> WORK TO DO
Reproduce all of the entries below line for line, without any changes. Leave the pictures out of your answer.

# start of AVAILABLE DATA

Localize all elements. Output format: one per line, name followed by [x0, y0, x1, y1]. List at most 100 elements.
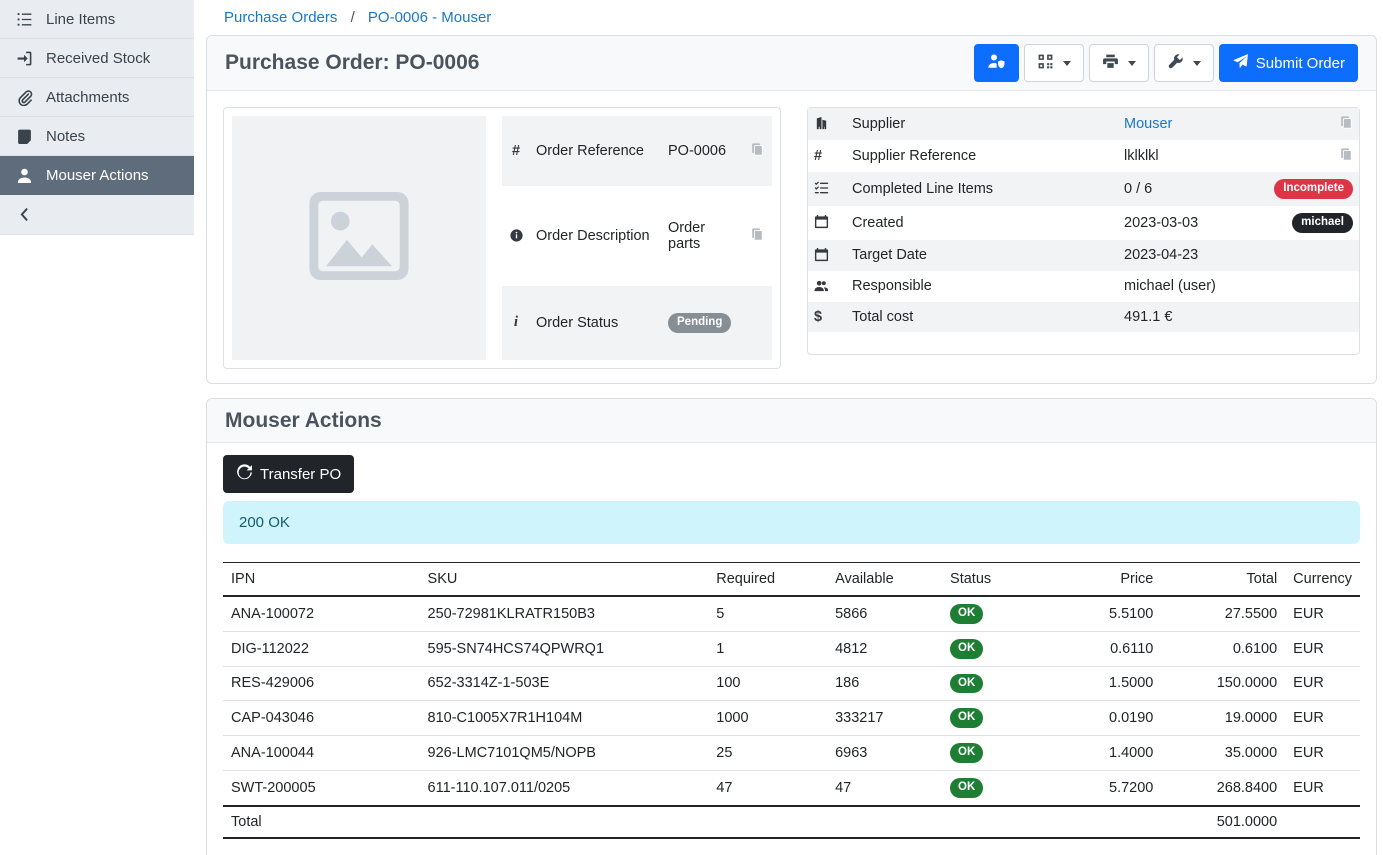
- detail-label: Completed Line Items: [846, 172, 1118, 206]
- copy-icon[interactable]: [1339, 115, 1353, 133]
- table-row: SWT-200005 611-110.107.011/0205 47 47 OK…: [223, 770, 1360, 805]
- sidebar-collapse-button[interactable]: [0, 195, 194, 235]
- wrench-icon: [1167, 53, 1184, 74]
- building-icon: [808, 108, 846, 140]
- detail-row-supplier-reference: # Supplier Reference lklklkl: [808, 140, 1359, 172]
- list-check-icon: [808, 172, 846, 206]
- copy-icon[interactable]: [750, 227, 764, 245]
- sidebar-item-label: Mouser Actions: [46, 167, 149, 184]
- incomplete-badge: Incomplete: [1274, 179, 1353, 199]
- ok-badge: OK: [950, 743, 983, 763]
- cell-sku: 810-C1005X7R1H104M: [420, 701, 709, 736]
- sidebar-item-attachments[interactable]: Attachments: [0, 78, 194, 117]
- detail-label: Responsible: [846, 271, 1118, 302]
- cell-price: 0.6110: [1045, 631, 1162, 666]
- cell-sku: 926-LMC7101QM5/NOPB: [420, 736, 709, 771]
- chevron-down-icon: [1063, 61, 1071, 66]
- column-header-total: Total: [1161, 563, 1285, 597]
- detail-label: Created: [846, 206, 1118, 240]
- order-details-section: # Order Reference PO-0006 Order Descript…: [207, 91, 1376, 383]
- transfer-po-label: Transfer PO: [260, 466, 341, 483]
- list-ol-icon: [15, 11, 33, 28]
- detail-value: 2023-03-03: [1118, 206, 1247, 240]
- table-footer-row: Total 501.0000: [223, 806, 1360, 838]
- detail-value: michael (user): [1118, 271, 1247, 302]
- detail-label: Order Status: [530, 286, 662, 360]
- sidebar: Line Items Received Stock Attachments No…: [0, 0, 194, 794]
- supplier-info-box: Supplier Mouser # Supplier Reference lkl…: [807, 107, 1360, 355]
- cell-ipn: ANA-100072: [223, 596, 420, 631]
- ok-badge: OK: [950, 708, 983, 728]
- footer-total-label: Total: [223, 806, 1161, 838]
- order-details-table: # Order Reference PO-0006 Order Descript…: [502, 116, 772, 360]
- detail-label: Target Date: [846, 240, 1118, 271]
- cell-sku: 595-SN74HCS74QPWRQ1: [420, 631, 709, 666]
- cell-currency: EUR: [1285, 701, 1360, 736]
- sidebar-item-received-stock[interactable]: Received Stock: [0, 39, 194, 78]
- paper-plane-icon: [1232, 53, 1249, 74]
- cell-sku: 611-110.107.011/0205: [420, 770, 709, 805]
- detail-label: Total cost: [846, 302, 1118, 332]
- cell-sku: 250-72981KLRATR150B3: [420, 596, 709, 631]
- cell-available: 4812: [827, 631, 942, 666]
- column-header-currency: Currency: [1285, 563, 1360, 597]
- ok-badge: OK: [950, 639, 983, 659]
- copy-icon[interactable]: [1339, 147, 1353, 165]
- sidebar-item-mouser-actions[interactable]: Mouser Actions: [0, 156, 194, 195]
- cell-available: 333217: [827, 701, 942, 736]
- ok-badge: OK: [950, 778, 983, 798]
- barcode-actions-button[interactable]: [1024, 44, 1084, 82]
- info-circle-icon: [502, 186, 530, 285]
- footer-total-value: 501.0000: [1161, 806, 1285, 838]
- order-image-placeholder[interactable]: [232, 116, 486, 360]
- sidebar-item-line-items[interactable]: Line Items: [0, 0, 194, 39]
- detail-row-supplier: Supplier Mouser: [808, 108, 1359, 140]
- detail-row-order-description: Order Description Order parts: [502, 186, 772, 285]
- chevron-left-icon: [15, 206, 33, 223]
- line-items-table: IPN SKU Required Available Status Price …: [223, 562, 1360, 839]
- sidebar-item-label: Attachments: [46, 89, 129, 106]
- cell-available: 6963: [827, 736, 942, 771]
- cell-currency: EUR: [1285, 631, 1360, 666]
- dollar-icon: $: [808, 302, 846, 332]
- cell-required: 5: [708, 596, 827, 631]
- detail-row-total-cost: $ Total cost 491.1 €: [808, 302, 1359, 332]
- mouser-actions-header: Mouser Actions: [207, 399, 1376, 443]
- sidebar-item-label: Line Items: [46, 11, 115, 28]
- purchase-order-card: Purchase Order: PO-0006: [206, 35, 1377, 384]
- detail-row-completed-line-items: Completed Line Items 0 / 6 Incomplete: [808, 172, 1359, 206]
- detail-label: Supplier Reference: [846, 140, 1118, 172]
- submit-order-button[interactable]: Submit Order: [1219, 44, 1358, 82]
- sidebar-item-notes[interactable]: Notes: [0, 117, 194, 156]
- detail-label: Supplier: [846, 108, 1118, 140]
- breadcrumb-link-purchase-orders[interactable]: Purchase Orders: [224, 9, 337, 26]
- cell-price: 1.5000: [1045, 666, 1162, 701]
- status-alert: 200 OK: [223, 501, 1360, 544]
- order-actions-button[interactable]: [1154, 44, 1214, 82]
- column-header-price: Price: [1045, 563, 1162, 597]
- cell-ipn: DIG-112022: [223, 631, 420, 666]
- transfer-po-button[interactable]: Transfer PO: [223, 455, 354, 493]
- print-actions-button[interactable]: [1089, 44, 1149, 82]
- image-placeholder-icon: [293, 170, 425, 306]
- supplier-details-table: Supplier Mouser # Supplier Reference lkl…: [808, 108, 1359, 332]
- order-info-box: # Order Reference PO-0006 Order Descript…: [223, 107, 781, 369]
- cell-required: 1000: [708, 701, 827, 736]
- note-icon: [15, 128, 33, 145]
- column-header-available: Available: [827, 563, 942, 597]
- cell-sku: 652-3314Z-1-503E: [420, 666, 709, 701]
- cell-ipn: RES-429006: [223, 666, 420, 701]
- copy-icon[interactable]: [750, 142, 764, 160]
- ok-badge: OK: [950, 674, 983, 694]
- refresh-icon: [236, 464, 253, 485]
- user-badge: michael: [1292, 213, 1353, 233]
- table-row: CAP-043046 810-C1005X7R1H104M 1000 33321…: [223, 701, 1360, 736]
- supplier-link[interactable]: Mouser: [1124, 116, 1172, 132]
- header-actions: Submit Order: [974, 44, 1358, 82]
- breadcrumb-link-current-order[interactable]: PO-0006 - Mouser: [368, 9, 491, 26]
- cell-currency: EUR: [1285, 770, 1360, 805]
- user-roles-button[interactable]: [974, 44, 1019, 82]
- submit-order-label: Submit Order: [1256, 55, 1345, 72]
- chevron-down-icon: [1193, 61, 1201, 66]
- status-alert-text: 200 OK: [239, 514, 290, 531]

# end of AVAILABLE DATA

> TASK OUTPUT
Localize all elements. Output format: one per line, name followed by [x0, y0, x1, y1]. List at most 100 elements.
- detail-label: Completed Line Items: [846, 172, 1118, 206]
- copy-icon[interactable]: [1339, 115, 1353, 133]
- table-row: SWT-200005 611-110.107.011/0205 47 47 OK…: [223, 770, 1360, 805]
- sidebar-collapse-button[interactable]: [0, 195, 194, 235]
- wrench-icon: [1167, 53, 1184, 74]
- building-icon: [808, 108, 846, 140]
- detail-row-supplier-reference: # Supplier Reference lklklkl: [808, 140, 1359, 172]
- list-check-icon: [808, 172, 846, 206]
- copy-icon[interactable]: [750, 227, 764, 245]
- sidebar-item-label: Mouser Actions: [46, 167, 149, 184]
- incomplete-badge: Incomplete: [1274, 179, 1353, 199]
- ok-badge: OK: [950, 743, 983, 763]
- cell-sku: 810-C1005X7R1H104M: [420, 701, 709, 736]
- sidebar-item-attachments[interactable]: Attachments: [0, 78, 194, 117]
- detail-label: Responsible: [846, 271, 1118, 302]
- cell-price: 0.6110: [1045, 631, 1162, 666]
- cell-sku: 926-LMC7101QM5/NOPB: [420, 736, 709, 771]
- chevron-down-icon: [1063, 61, 1071, 66]
- column-header-total: Total: [1161, 563, 1285, 597]
- detail-label: Created: [846, 206, 1118, 240]
- order-details-section: # Order Reference PO-0006 Order Descript…: [207, 91, 1376, 383]
- transfer-po-label: Transfer PO: [260, 466, 341, 483]
- list-ol-icon: [15, 11, 33, 28]
- detail-value: 2023-03-03: [1118, 206, 1247, 240]
- table-footer-row: Total 501.0000: [223, 806, 1360, 838]
- detail-value: michael (user): [1118, 271, 1247, 302]
- detail-label: Order Status: [530, 286, 662, 360]
- sidebar: Line Items Received Stock Attachments No…: [0, 0, 194, 794]
- supplier-info-box: Supplier Mouser # Supplier Reference lkl…: [807, 107, 1360, 355]
- cell-ipn: ANA-100072: [223, 596, 420, 631]
- ok-badge: OK: [950, 708, 983, 728]
- footer-total-label: Total: [223, 806, 1161, 838]
- order-details-table: # Order Reference PO-0006 Order Descript…: [502, 116, 772, 360]
- detail-label: Target Date: [846, 240, 1118, 271]
- cell-sku: 595-SN74HCS74QPWRQ1: [420, 631, 709, 666]
- cell-currency: EUR: [1285, 701, 1360, 736]
- sidebar-item-received-stock[interactable]: Received Stock: [0, 39, 194, 78]
- paper-plane-icon: [1232, 53, 1249, 74]
- cell-sku: 611-110.107.011/0205: [420, 770, 709, 805]
- detail-label: Total cost: [846, 302, 1118, 332]
- cell-sku: 250-72981KLRATR150B3: [420, 596, 709, 631]
- cell-available: 4812: [827, 631, 942, 666]
- column-header-currency: Currency: [1285, 563, 1360, 597]
- ok-badge: OK: [950, 639, 983, 659]
- copy-icon[interactable]: [1339, 147, 1353, 165]
- sidebar-item-mouser-actions[interactable]: Mouser Actions: [0, 156, 194, 195]
- cell-available: 333217: [827, 701, 942, 736]
- ok-badge: OK: [950, 778, 983, 798]
- barcode-actions-button[interactable]: [1024, 44, 1084, 82]
- info-circle-icon: [502, 186, 530, 285]
- footer-total-value: 501.0000: [1161, 806, 1285, 838]
- order-image-placeholder[interactable]: [232, 116, 486, 360]
- sidebar-item-line-items[interactable]: Line Items: [0, 0, 194, 39]
- detail-row-supplier: Supplier Mouser: [808, 108, 1359, 140]
- detail-row-order-description: Order Description Order parts: [502, 186, 772, 285]
- chevron-left-icon: [15, 206, 33, 223]
- line-items-table: IPN SKU Required Available Status Price …: [223, 562, 1360, 839]
- sidebar-item-label: Attachments: [46, 89, 129, 106]
- cell-available: 6963: [827, 736, 942, 771]
- cell-currency: EUR: [1285, 631, 1360, 666]
- dollar-icon: $: [808, 302, 846, 332]
- cell-required: 5: [708, 596, 827, 631]
- detail-row-total-cost: $ Total cost 491.1 €: [808, 302, 1359, 332]
- mouser-actions-header: Mouser Actions: [207, 399, 1376, 443]
- sidebar-item-label: Line Items: [46, 11, 115, 28]
- purchase-order-card: Purchase Order: PO-0006: [206, 35, 1377, 384]
- detail-row-completed-line-items: Completed Line Items 0 / 6 Incomplete: [808, 172, 1359, 206]
- detail-label: Supplier Reference: [846, 140, 1118, 172]
- submit-order-button[interactable]: Submit Order: [1219, 44, 1358, 82]
- sidebar-item-notes[interactable]: Notes: [0, 117, 194, 156]
- detail-label: Supplier: [846, 108, 1118, 140]
- breadcrumb-link-purchase-orders[interactable]: Purchase Orders: [224, 9, 337, 26]
- cell-price: 1.5000: [1045, 666, 1162, 701]
- status-alert: 200 OK: [223, 501, 1360, 544]
- order-actions-button[interactable]: [1154, 44, 1214, 82]
- column-header-price: Price: [1045, 563, 1162, 597]
- cell-ipn: DIG-112022: [223, 631, 420, 666]
- transfer-po-button[interactable]: Transfer PO: [223, 455, 354, 493]
- print-actions-button[interactable]: [1089, 44, 1149, 82]
- image-placeholder-icon: [293, 170, 425, 306]
- supplier-details-table: Supplier Mouser # Supplier Reference lkl…: [808, 108, 1359, 332]
- order-info-box: # Order Reference PO-0006 Order Descript…: [223, 107, 781, 369]
- cell-required: 1000: [708, 701, 827, 736]
- note-icon: [15, 128, 33, 145]
- column-header-available: Available: [827, 563, 942, 597]
- cell-sku: 652-3314Z-1-503E: [420, 666, 709, 701]
- cell-ipn: RES-429006: [223, 666, 420, 701]
- copy-icon[interactable]: [750, 142, 764, 160]
- ok-badge: OK: [950, 674, 983, 694]
- refresh-icon: [236, 464, 253, 485]
- user-badge: michael: [1292, 213, 1353, 233]
- table-row: CAP-043046 810-C1005X7R1H104M 1000 33321…: [223, 701, 1360, 736]
- supplier-link[interactable]: Mouser: [1124, 116, 1172, 132]
- header-actions: Submit Order: [974, 44, 1358, 82]
- breadcrumb-link-current-order[interactable]: PO-0006 - Mouser: [368, 9, 491, 26]
- cell-currency: EUR: [1285, 770, 1360, 805]
- user-roles-button[interactable]: [974, 44, 1019, 82]
- submit-order-label: Submit Order: [1256, 55, 1345, 72]
- chevron-down-icon: [1193, 61, 1201, 66]
- status-alert-text: 200 OK: [239, 514, 290, 531]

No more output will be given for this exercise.